= Task to complete =
Copy out the listing that follows, exact in every word, and skip the images.

(Saved data entries)
------------------------

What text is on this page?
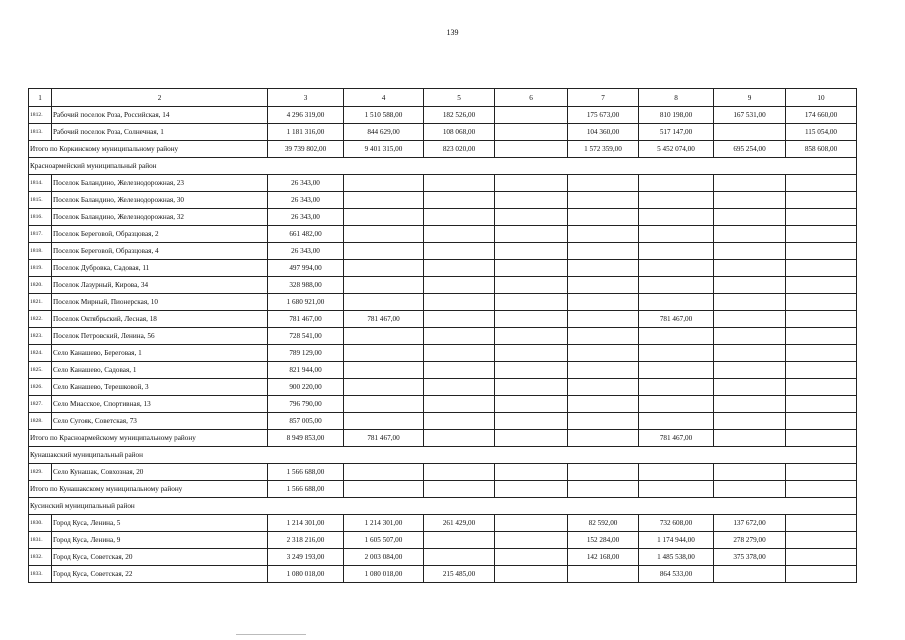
139
1	2	3	4	5	6	7	8	9	10
1812.	Рабочий поселок Роза, Российская, 14	4 296 319,00	1 510 588,00	182 526,00		175 673,00	810 198,00	167 531,00	174 660,00
1813.	Рабочий поселок Роза, Солнечная, 1	1 181 316,00	844 629,00	108 068,00		104 360,00	517 147,00		115 054,00
Итого по Коркинскому муниципальному району		39 739 802,00	9 401 315,00	823 020,00		1 572 359,00	5 452 074,00	695 254,00	858 608,00
Красноармейский муниципальный район									
1814.	Поселок Баландино, Железнодорожная, 23	26 343,00							
1815.	Поселок Баландино, Железнодорожная, 30	26 343,00							
1816.	Поселок Баландино, Железнодорожная, 32	26 343,00							
1817.	Поселок Береговой, Образцовая, 2	661 482,00							
1818.	Поселок Береговой, Образцовая, 4	26 343,00							
1819.	Поселок Дубровка, Садовая, 11	497 994,00							
1820.	Поселок Лазурный, Кирова, 34	328 988,00							
1821.	Поселок Мирный, Пионерская, 10	1 680 921,00							
1822.	Поселок Октябрьский, Лесная, 18	781 467,00	781 467,00				781 467,00		
1823.	Поселок Петровский, Ленина, 56	728 541,00							
1824.	Село Канашево, Береговая, 1	789 129,00							
1825.	Село Канашево, Садовая, 1	821 944,00							
1826.	Село Канашево, Терешковой, 3	900 220,00							
1827.	Село Миасское, Спортивная, 13	796 790,00							
1828.	Село Сугояк, Советская, 73	857 005,00							
Итого по Красноармейскому муниципальному району		8 949 853,00	781 467,00				781 467,00		
Кунашакский муниципальный район									
1829.	Село Кунашак, Совхозная, 20	1 566 688,00							
Итого по Кунашакскому муниципальному району		1 566 688,00							
Кусинский муниципальный район									
1830.	Город Куса, Ленина, 5	1 214 301,00	1 214 301,00	261 429,00		82 592,00	732 608,00	137 672,00	
1831.	Город Куса, Ленина, 9	2 318 216,00	1 605 507,00			152 284,00	1 174 944,00	278 279,00	
1832.	Город Куса, Советская, 20	3 249 193,00	2 003 084,00			142 168,00	1 485 538,00	375 378,00	
1833.	Город Куса, Советская, 22	1 080 018,00	1 080 018,00	215 485,00			864 533,00		
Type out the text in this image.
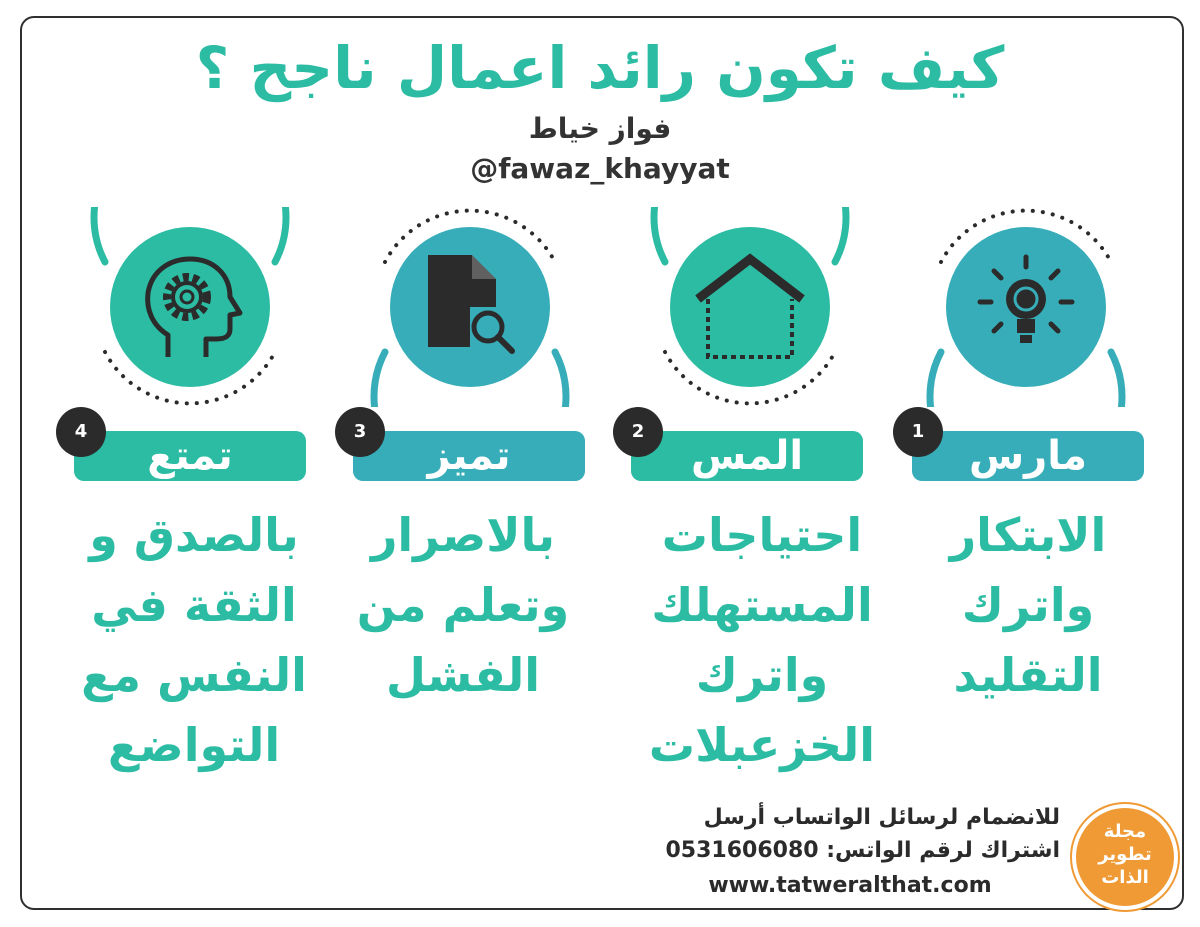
كيف تكون رائد اعمال ناجح ؟
فواز خياط
@fawaz_khayyat
تمتع	تميز	المس	مارس
4	3	2	1
بالصدق و
الثقة في
النفس مع
التواضع
بالاصرار
وتعلم من
الفشل
احتياجات
المستهلك
واترك
الخزعبلات
الابتكار
واترك
التقليد
للانضمام لرسائل الواتساب أرسل
اشتراك لرقم الواتس: 0531606080
www.tatweralthat.com
مجلة
تطوير
الذات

------------------------

= Answer to the exercise =
What text is on this page?
139
1	2	3	4	5	6	7	8	9	10
1812.	Рабочий поселок Роза, Российская, 14	4 296 319,00	1 510 588,00	182 526,00		175 673,00	810 198,00	167 531,00	174 660,00
1813.	Рабочий поселок Роза, Солнечная, 1	1 181 316,00	844 629,00	108 068,00		104 360,00	517 147,00		115 054,00
Итого по Коркинскому муниципальному району		39 739 802,00	9 401 315,00	823 020,00		1 572 359,00	5 452 074,00	695 254,00	858 608,00
Красноармейский муниципальный район									
1814.	Поселок Баландино, Железнодорожная, 23	26 343,00							
1815.	Поселок Баландино, Железнодорожная, 30	26 343,00							
1816.	Поселок Баландино, Железнодорожная, 32	26 343,00							
1817.	Поселок Береговой, Образцовая, 2	661 482,00							
1818.	Поселок Береговой, Образцовая, 4	26 343,00							
1819.	Поселок Дубровка, Садовая, 11	497 994,00							
1820.	Поселок Лазурный, Кирова, 34	328 988,00							
1821.	Поселок Мирный, Пионерская, 10	1 680 921,00							
1822.	Поселок Октябрьский, Лесная, 18	781 467,00	781 467,00				781 467,00		
1823.	Поселок Петровский, Ленина, 56	728 541,00							
1824.	Село Канашево, Береговая, 1	789 129,00							
1825.	Село Канашево, Садовая, 1	821 944,00							
1826.	Село Канашево, Терешковой, 3	900 220,00							
1827.	Село Миасское, Спортивная, 13	796 790,00							
1828.	Село Сугояк, Советская, 73	857 005,00							
Итого по Красноармейскому муниципальному району		8 949 853,00	781 467,00				781 467,00		
Кунашакский муниципальный район									
1829.	Село Кунашак, Совхозная, 20	1 566 688,00							
Итого по Кунашакскому муниципальному району		1 566 688,00							
Кусинский муниципальный район									
1830.	Город Куса, Ленина, 5	1 214 301,00	1 214 301,00	261 429,00		82 592,00	732 608,00	137 672,00	
1831.	Город Куса, Ленина, 9	2 318 216,00	1 605 507,00			152 284,00	1 174 944,00	278 279,00	
1832.	Город Куса, Советская, 20	3 249 193,00	2 003 084,00			142 168,00	1 485 538,00	375 378,00	
1833.	Город Куса, Советская, 22	1 080 018,00	1 080 018,00	215 485,00			864 533,00		
Type out the text in this image.
كيف تكون رائد اعمال ناجح ؟
فواز خياط
@fawaz_khayyat
تمتع	تميز	المس	مارس
4	3	2	1
بالصدق و
الثقة في
النفس مع
التواضع
بالاصرار
وتعلم من
الفشل
احتياجات
المستهلك
واترك
الخزعبلات
الابتكار
واترك
التقليد
للانضمام لرسائل الواتساب أرسل
اشتراك لرقم الواتس: 0531606080
www.tatweralthat.com
مجلة
تطوير
الذات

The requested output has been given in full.